- **WHAT THE TASK REQUIRES**
Omit the images, then repeat the listing exactly.

- **DATASET ENTRIES**
BEGIN

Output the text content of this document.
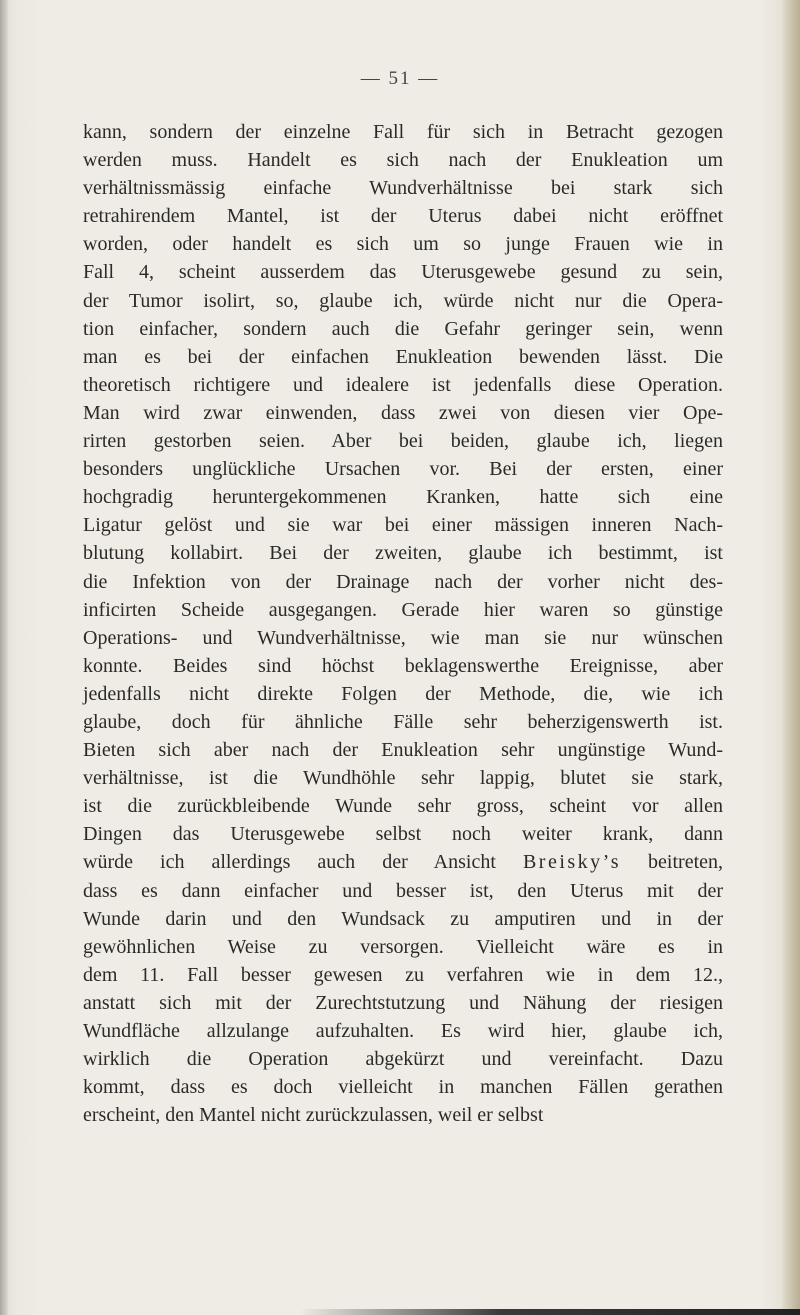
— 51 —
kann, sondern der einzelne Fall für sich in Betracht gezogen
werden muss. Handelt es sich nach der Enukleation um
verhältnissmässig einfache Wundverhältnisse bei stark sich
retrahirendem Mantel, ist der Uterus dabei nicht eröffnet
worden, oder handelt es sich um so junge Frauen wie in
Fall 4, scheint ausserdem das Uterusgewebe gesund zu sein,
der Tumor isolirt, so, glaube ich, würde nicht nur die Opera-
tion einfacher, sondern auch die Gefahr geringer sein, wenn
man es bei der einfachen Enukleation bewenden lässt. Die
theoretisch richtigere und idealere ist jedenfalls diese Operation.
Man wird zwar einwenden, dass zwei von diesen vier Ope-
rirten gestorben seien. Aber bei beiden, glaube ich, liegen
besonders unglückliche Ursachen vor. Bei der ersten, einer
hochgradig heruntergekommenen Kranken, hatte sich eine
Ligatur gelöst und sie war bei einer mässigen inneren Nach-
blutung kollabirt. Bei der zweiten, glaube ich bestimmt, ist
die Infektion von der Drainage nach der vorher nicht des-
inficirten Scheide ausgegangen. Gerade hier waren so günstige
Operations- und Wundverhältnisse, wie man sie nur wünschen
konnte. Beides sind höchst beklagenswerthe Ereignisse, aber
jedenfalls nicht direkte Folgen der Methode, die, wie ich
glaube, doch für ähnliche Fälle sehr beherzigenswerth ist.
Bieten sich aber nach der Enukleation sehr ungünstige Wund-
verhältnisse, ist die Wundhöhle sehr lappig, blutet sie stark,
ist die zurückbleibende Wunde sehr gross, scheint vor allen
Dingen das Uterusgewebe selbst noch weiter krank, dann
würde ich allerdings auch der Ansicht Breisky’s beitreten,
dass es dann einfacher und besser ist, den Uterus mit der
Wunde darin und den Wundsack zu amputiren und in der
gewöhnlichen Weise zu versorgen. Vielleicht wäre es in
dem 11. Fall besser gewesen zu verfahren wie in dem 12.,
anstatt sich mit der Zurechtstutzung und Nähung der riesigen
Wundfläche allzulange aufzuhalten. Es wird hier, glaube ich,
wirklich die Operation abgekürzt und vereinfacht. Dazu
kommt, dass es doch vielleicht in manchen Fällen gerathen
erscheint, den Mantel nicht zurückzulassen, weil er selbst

END

- **FINISHED EXERCISE**
Output the text content of this document.
— 51 —
kann, sondern der einzelne Fall für sich in Betracht gezogen
werden muss. Handelt es sich nach der Enukleation um
verhältnissmässig einfache Wundverhältnisse bei stark sich
retrahirendem Mantel, ist der Uterus dabei nicht eröffnet
worden, oder handelt es sich um so junge Frauen wie in
Fall 4, scheint ausserdem das Uterusgewebe gesund zu sein,
der Tumor isolirt, so, glaube ich, würde nicht nur die Opera-
tion einfacher, sondern auch die Gefahr geringer sein, wenn
man es bei der einfachen Enukleation bewenden lässt. Die
theoretisch richtigere und idealere ist jedenfalls diese Operation.
Man wird zwar einwenden, dass zwei von diesen vier Ope-
rirten gestorben seien. Aber bei beiden, glaube ich, liegen
besonders unglückliche Ursachen vor. Bei der ersten, einer
hochgradig heruntergekommenen Kranken, hatte sich eine
Ligatur gelöst und sie war bei einer mässigen inneren Nach-
blutung kollabirt. Bei der zweiten, glaube ich bestimmt, ist
die Infektion von der Drainage nach der vorher nicht des-
inficirten Scheide ausgegangen. Gerade hier waren so günstige
Operations- und Wundverhältnisse, wie man sie nur wünschen
konnte. Beides sind höchst beklagenswerthe Ereignisse, aber
jedenfalls nicht direkte Folgen der Methode, die, wie ich
glaube, doch für ähnliche Fälle sehr beherzigenswerth ist.
Bieten sich aber nach der Enukleation sehr ungünstige Wund-
verhältnisse, ist die Wundhöhle sehr lappig, blutet sie stark,
ist die zurückbleibende Wunde sehr gross, scheint vor allen
Dingen das Uterusgewebe selbst noch weiter krank, dann
würde ich allerdings auch der Ansicht Breisky’s beitreten,
dass es dann einfacher und besser ist, den Uterus mit der
Wunde darin und den Wundsack zu amputiren und in der
gewöhnlichen Weise zu versorgen. Vielleicht wäre es in
dem 11. Fall besser gewesen zu verfahren wie in dem 12.,
anstatt sich mit der Zurechtstutzung und Nähung der riesigen
Wundfläche allzulange aufzuhalten. Es wird hier, glaube ich,
wirklich die Operation abgekürzt und vereinfacht. Dazu
kommt, dass es doch vielleicht in manchen Fällen gerathen
erscheint, den Mantel nicht zurückzulassen, weil er selbst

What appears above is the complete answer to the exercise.